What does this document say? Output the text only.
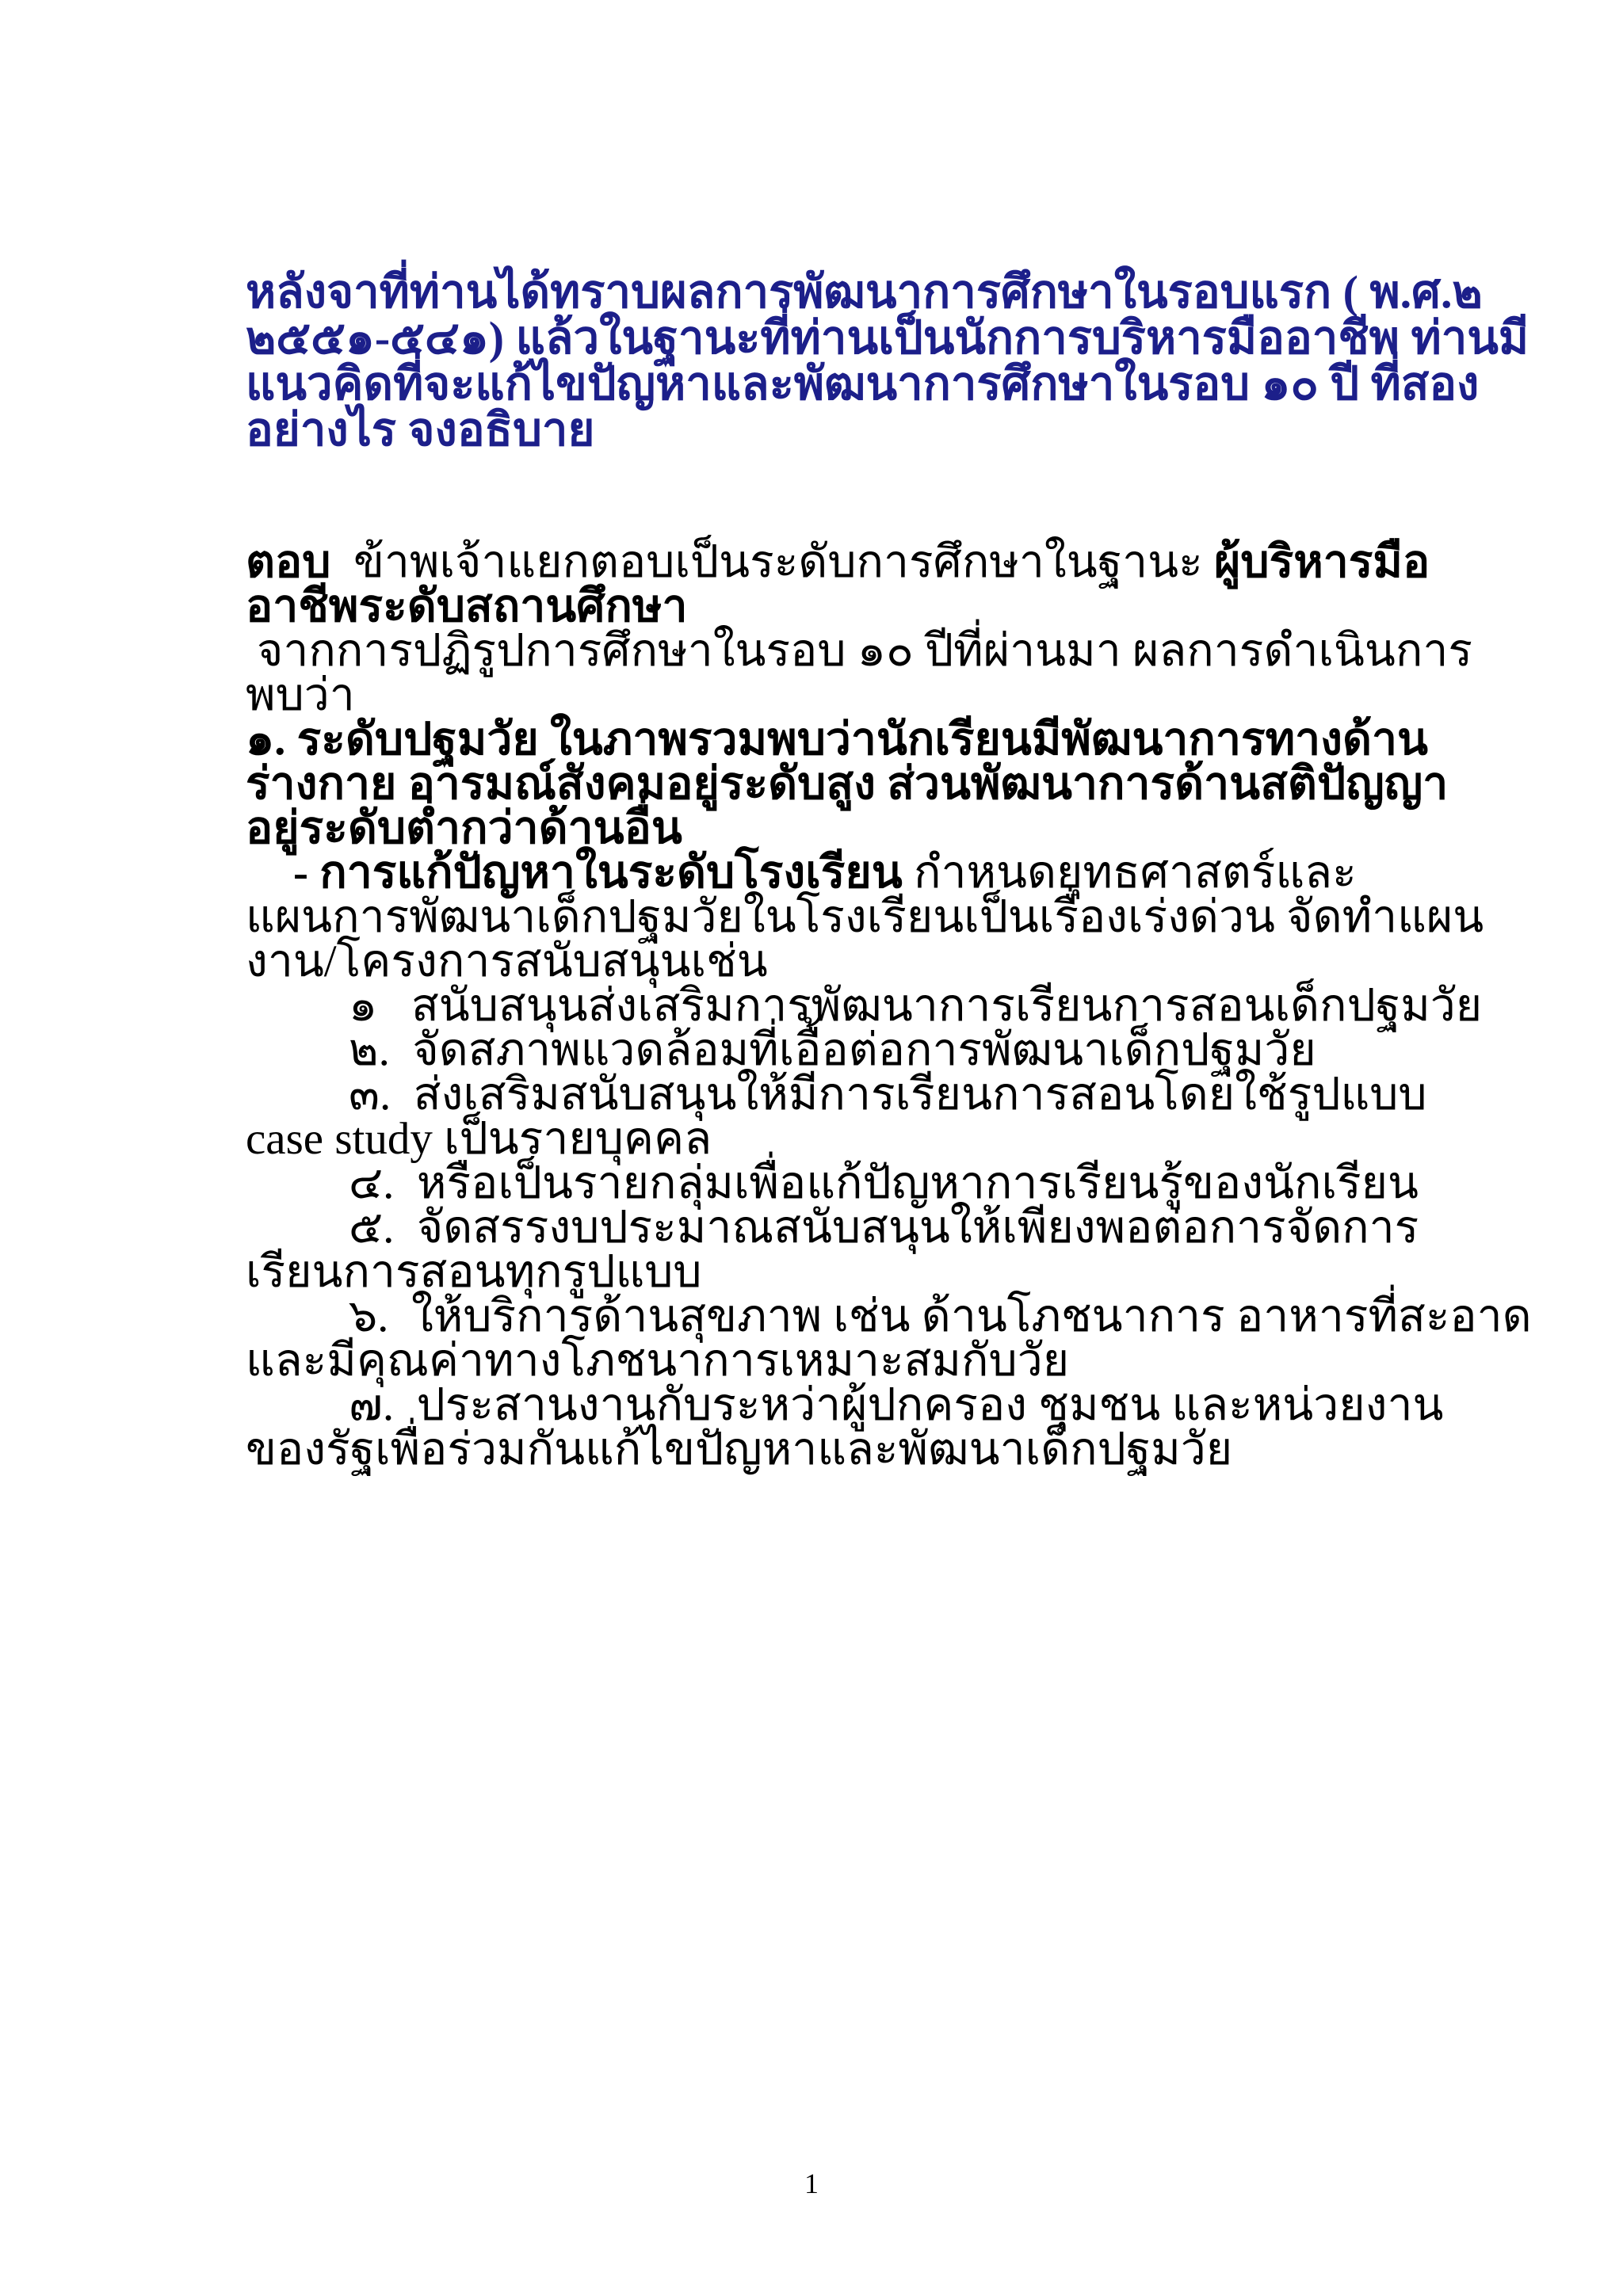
หลังจาที่ท่านได้ทราบผลการพัฒนาการศึกษาในรอบแรก ( พ.ศ.๒
๒๕๕๑-๕๔๑) แล้วในฐานะที่ท่านเป็นนักการบริหารมืออาชีพ ท่านมี
แนวคิดที่จะแก้ไขปัญหาและพัฒนาการศึกษาในรอบ ๑๐ ปี ที่สอง
อย่างไร จงอธิบาย
ตอบ ข้าพเจ้าแยกตอบเป็นระดับการศึกษาในฐานะ ผู้บริหารมือ
อาชีพระดับสถานศึกษา
จากการปฏิรูปการศึกษาในรอบ ๑๐ ปีที่ผ่านมา ผลการดำเนินการ
พบว่า
๑. ระดับปฐมวัย ในภาพรวมพบว่านักเรียนมีพัฒนาการทางด้าน
ร่างกาย อารมณ์สังคมอยู่ระดับสูง ส่วนพัฒนาการด้านสติปัญญา
อยู่ระดับต่ำกว่าด้านอื่น
- การแก้ปัญหาในระดับโรงเรียน กำหนดยุทธศาสตร์และ
แผนการพัฒนาเด็กปฐมวัยในโรงเรียนเป็นเรื่องเร่งด่วน จัดทำแผน
งาน/โครงการสนับสนุนเช่น
๑ สนับสนุนส่งเสริมการพัฒนาการเรียนการสอนเด็กปฐมวัย
๒. จัดสภาพแวดล้อมที่เอื้อต่อการพัฒนาเด็กปฐมวัย
๓. ส่งเสริมสนับสนุนให้มีการเรียนการสอนโดยใช้รูปแบบ
case study เป็นรายบุคคล
๔. หรือเป็นรายกลุ่มเพื่อแก้ปัญหาการเรียนรู้ของนักเรียน
๕. จัดสรรงบประมาณสนับสนุนให้เพียงพอต่อการจัดการ
เรียนการสอนทุกรูปแบบ
๖. ให้บริการด้านสุขภาพ เช่น ด้านโภชนาการ อาหารที่สะอาด
และมีคุณค่าทางโภชนาการเหมาะสมกับวัย
๗. ประสานงานกับระหว่าผู้ปกครอง ชุมชน และหน่วยงาน
ของรัฐเพื่อร่วมกันแก้ไขปัญหาและพัฒนาเด็กปฐมวัย
1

◇ ◇ ◇

#### [AIM]
Using the records above, pull out each line where the word "กปฐมว" occurs.

#### [EXERCISE RESPONSE]
แผนการพัฒนาเด็กปฐมวัยในโรงเรียนเป็นเรื่องเร่งด่วน จัดทำแผน
๑ สนับสนุนส่งเสริมการพัฒนาการเรียนการสอนเด็กปฐมวัย
๒. จัดสภาพแวดล้อมที่เอื้อต่อการพัฒนาเด็กปฐมวัย
ของรัฐเพื่อร่วมกันแก้ไขปัญหาและพัฒนาเด็กปฐมวัย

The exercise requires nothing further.